What the task asks. Within the records below, find each line that holds the string "this", then copy it.

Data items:
..........
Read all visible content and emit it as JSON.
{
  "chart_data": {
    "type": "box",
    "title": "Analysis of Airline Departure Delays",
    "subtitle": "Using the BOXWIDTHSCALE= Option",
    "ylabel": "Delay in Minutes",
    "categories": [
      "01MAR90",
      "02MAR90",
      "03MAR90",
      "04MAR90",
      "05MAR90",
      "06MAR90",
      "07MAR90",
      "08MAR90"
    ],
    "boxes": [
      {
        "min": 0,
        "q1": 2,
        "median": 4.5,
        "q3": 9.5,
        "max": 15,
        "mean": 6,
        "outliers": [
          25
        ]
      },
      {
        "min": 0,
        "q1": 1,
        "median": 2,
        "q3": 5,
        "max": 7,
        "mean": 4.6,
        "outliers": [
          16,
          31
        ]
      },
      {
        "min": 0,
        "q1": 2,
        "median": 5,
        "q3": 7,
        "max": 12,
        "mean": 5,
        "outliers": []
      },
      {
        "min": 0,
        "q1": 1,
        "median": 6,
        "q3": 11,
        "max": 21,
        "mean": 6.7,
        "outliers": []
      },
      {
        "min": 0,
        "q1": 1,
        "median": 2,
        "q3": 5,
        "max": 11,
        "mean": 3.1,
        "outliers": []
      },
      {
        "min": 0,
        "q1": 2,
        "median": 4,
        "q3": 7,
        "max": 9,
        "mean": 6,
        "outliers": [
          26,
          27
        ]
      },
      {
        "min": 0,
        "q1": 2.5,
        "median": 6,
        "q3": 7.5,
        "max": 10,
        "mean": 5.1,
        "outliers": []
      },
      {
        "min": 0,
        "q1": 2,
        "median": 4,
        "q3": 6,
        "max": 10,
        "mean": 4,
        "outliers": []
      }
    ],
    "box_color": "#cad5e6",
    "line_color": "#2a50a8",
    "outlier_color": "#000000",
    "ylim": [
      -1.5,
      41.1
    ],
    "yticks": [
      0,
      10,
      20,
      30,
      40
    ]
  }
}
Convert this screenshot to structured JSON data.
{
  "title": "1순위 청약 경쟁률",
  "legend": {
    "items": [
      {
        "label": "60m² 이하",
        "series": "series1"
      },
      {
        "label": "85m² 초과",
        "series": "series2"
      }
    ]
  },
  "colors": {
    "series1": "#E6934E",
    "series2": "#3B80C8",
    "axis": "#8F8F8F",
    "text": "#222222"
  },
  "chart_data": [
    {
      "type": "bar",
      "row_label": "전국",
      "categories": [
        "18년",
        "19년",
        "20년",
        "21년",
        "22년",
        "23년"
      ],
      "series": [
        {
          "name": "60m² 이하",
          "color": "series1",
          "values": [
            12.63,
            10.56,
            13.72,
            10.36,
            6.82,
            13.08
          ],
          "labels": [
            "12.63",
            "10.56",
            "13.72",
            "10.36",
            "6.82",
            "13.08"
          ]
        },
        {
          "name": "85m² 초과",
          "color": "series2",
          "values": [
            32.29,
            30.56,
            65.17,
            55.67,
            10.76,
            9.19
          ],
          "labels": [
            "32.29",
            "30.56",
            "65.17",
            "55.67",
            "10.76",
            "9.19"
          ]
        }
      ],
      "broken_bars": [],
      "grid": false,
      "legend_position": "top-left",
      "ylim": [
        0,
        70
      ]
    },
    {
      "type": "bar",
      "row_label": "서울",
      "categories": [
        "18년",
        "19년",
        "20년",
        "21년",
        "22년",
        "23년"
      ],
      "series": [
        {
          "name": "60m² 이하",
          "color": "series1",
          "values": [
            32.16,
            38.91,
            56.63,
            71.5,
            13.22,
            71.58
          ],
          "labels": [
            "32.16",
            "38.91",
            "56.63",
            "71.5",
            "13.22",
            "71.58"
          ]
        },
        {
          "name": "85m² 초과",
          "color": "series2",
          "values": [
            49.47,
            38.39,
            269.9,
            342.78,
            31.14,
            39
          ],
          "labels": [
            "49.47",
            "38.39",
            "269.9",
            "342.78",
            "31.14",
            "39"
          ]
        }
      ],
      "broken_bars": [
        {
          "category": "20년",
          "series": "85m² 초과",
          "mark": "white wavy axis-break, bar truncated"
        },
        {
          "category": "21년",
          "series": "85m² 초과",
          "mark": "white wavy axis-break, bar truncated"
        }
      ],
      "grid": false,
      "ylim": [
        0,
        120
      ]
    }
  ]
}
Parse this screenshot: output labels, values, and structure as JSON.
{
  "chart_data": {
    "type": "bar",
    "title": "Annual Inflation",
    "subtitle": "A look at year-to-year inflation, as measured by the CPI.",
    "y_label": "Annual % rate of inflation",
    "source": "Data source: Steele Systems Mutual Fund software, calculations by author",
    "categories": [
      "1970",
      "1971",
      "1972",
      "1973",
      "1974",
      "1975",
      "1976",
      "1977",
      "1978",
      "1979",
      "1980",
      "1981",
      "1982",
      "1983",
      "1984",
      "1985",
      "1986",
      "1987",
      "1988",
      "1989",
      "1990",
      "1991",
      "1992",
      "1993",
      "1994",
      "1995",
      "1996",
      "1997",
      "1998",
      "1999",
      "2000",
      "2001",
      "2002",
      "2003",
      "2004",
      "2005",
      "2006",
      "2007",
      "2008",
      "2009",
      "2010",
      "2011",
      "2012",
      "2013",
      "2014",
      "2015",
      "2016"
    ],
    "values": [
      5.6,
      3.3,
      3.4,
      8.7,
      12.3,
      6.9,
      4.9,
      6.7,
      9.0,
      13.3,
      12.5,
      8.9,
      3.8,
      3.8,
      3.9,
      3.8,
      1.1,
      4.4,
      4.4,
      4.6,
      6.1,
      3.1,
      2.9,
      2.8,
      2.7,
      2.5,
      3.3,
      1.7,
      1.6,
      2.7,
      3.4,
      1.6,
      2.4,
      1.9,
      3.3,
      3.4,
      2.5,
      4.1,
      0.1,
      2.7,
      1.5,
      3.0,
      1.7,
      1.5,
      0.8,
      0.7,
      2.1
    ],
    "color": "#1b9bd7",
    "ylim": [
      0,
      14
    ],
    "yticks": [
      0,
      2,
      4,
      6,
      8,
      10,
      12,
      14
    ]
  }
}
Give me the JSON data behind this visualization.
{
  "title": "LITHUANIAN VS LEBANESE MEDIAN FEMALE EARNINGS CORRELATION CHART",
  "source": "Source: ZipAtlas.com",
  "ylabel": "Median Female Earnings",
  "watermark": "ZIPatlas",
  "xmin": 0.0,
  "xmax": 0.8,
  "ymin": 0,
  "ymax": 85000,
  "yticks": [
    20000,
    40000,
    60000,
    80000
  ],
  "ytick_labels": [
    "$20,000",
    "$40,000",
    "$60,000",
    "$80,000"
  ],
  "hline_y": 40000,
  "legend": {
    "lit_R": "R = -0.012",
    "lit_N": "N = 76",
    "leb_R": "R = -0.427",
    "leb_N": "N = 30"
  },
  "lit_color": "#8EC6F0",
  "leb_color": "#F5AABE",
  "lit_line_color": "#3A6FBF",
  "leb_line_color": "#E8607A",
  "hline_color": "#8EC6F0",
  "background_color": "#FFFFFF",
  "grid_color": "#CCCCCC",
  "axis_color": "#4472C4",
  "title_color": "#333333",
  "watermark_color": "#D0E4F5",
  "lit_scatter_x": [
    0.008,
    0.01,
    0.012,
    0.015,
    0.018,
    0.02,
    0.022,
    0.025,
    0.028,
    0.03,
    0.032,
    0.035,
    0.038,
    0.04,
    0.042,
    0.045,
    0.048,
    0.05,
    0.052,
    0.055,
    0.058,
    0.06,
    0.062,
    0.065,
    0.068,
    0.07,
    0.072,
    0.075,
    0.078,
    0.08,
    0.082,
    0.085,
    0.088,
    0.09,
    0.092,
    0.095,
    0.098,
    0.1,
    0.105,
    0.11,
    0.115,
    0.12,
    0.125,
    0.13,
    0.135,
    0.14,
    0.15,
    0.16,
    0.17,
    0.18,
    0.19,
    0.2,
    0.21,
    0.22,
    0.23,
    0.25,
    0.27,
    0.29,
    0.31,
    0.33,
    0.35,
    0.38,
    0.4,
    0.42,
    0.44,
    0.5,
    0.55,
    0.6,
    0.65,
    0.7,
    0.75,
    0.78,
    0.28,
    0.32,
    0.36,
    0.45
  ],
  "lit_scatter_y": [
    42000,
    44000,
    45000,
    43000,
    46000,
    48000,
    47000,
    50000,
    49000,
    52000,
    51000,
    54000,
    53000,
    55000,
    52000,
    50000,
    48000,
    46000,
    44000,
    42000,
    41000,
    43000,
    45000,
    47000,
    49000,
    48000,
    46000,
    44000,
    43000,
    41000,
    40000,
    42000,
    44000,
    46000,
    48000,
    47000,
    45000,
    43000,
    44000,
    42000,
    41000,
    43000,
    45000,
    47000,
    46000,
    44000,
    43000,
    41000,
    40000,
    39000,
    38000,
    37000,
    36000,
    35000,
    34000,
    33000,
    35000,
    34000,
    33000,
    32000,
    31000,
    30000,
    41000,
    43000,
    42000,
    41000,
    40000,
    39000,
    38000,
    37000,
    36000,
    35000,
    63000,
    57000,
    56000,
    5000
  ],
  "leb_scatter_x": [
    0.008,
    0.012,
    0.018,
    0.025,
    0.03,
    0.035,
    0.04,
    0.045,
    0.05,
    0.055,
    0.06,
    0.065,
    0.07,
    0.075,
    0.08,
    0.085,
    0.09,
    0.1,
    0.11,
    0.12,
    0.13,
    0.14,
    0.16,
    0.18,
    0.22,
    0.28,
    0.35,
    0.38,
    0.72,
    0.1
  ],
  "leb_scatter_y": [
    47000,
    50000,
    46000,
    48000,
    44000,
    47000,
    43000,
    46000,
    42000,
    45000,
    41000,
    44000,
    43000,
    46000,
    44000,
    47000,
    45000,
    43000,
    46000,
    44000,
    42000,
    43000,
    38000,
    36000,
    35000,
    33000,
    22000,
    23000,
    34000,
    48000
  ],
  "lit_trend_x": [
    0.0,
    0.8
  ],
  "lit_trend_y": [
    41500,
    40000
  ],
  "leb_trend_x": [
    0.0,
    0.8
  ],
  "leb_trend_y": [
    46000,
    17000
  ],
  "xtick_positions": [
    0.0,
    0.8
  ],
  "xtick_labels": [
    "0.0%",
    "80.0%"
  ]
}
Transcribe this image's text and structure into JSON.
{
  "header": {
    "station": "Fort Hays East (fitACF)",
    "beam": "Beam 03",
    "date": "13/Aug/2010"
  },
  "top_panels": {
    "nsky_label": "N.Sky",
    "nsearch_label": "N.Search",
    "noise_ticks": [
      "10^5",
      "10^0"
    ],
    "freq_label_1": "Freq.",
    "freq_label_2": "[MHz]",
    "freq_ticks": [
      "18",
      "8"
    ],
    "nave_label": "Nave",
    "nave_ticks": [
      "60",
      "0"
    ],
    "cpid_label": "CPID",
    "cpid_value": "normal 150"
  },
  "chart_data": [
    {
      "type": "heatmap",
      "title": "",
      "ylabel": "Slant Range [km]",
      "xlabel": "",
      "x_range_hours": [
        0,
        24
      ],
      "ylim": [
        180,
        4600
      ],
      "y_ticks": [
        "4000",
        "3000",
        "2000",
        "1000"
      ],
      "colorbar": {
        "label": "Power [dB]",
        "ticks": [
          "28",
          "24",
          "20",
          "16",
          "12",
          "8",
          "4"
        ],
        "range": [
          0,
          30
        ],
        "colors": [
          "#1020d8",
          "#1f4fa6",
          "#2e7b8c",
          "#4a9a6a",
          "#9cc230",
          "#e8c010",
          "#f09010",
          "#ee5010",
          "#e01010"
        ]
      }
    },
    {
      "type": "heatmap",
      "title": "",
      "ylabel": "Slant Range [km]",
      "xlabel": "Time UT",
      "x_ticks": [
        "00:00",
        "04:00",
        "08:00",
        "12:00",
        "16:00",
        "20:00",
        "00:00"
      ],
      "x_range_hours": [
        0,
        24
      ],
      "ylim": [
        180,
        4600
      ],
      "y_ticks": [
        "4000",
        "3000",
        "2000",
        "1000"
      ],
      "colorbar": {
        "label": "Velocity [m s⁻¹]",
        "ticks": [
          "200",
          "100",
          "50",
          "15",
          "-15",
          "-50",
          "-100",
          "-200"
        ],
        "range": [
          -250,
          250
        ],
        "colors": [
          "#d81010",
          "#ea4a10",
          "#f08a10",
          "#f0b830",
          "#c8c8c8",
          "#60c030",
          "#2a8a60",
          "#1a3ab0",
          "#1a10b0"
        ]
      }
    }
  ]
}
..........
The reply.
Convert this screenshot to structured JSON data.
Parse this screenshot: output labels, values, and structure as JSON.
Give me the JSON data behind this visualization.
Transcribe this image's text and structure into JSON.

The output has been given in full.